### RECORDS FOR THIS TASK
......
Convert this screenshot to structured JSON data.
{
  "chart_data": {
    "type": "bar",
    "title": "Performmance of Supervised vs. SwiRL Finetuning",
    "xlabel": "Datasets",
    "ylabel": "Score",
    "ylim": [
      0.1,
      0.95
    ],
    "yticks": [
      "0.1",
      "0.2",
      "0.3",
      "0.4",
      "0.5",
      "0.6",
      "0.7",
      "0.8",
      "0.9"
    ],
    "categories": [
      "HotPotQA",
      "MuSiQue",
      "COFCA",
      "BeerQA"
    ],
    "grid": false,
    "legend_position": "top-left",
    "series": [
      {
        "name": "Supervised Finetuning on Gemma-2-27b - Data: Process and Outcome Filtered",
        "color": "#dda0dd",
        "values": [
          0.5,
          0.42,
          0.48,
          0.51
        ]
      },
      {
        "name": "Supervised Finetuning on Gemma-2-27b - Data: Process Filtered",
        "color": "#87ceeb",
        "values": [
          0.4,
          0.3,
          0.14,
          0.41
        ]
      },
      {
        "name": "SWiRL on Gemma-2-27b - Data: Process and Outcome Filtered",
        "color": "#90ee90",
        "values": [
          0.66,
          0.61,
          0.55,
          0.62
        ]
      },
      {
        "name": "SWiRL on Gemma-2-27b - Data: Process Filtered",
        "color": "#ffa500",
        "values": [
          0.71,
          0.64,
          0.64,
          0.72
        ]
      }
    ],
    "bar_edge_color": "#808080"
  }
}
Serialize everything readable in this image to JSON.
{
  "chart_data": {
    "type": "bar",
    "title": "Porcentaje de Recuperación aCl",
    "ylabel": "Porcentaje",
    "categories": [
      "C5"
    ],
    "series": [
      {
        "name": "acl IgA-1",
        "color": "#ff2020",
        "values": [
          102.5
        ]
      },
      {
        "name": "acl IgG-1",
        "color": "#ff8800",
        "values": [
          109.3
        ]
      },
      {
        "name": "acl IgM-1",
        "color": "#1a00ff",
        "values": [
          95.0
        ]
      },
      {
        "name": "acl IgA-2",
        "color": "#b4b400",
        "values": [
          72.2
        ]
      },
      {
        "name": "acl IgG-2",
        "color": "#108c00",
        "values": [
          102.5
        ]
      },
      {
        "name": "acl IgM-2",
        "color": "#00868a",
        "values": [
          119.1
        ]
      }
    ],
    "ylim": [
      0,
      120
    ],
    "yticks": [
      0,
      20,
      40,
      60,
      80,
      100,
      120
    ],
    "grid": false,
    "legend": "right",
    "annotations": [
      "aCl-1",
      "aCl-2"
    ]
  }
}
......
### REQUIRED TASK
Count how many lines of the material hold the string "JSON". Give the number and nothing more.

### RESPONSE TO THE EXERCISE
2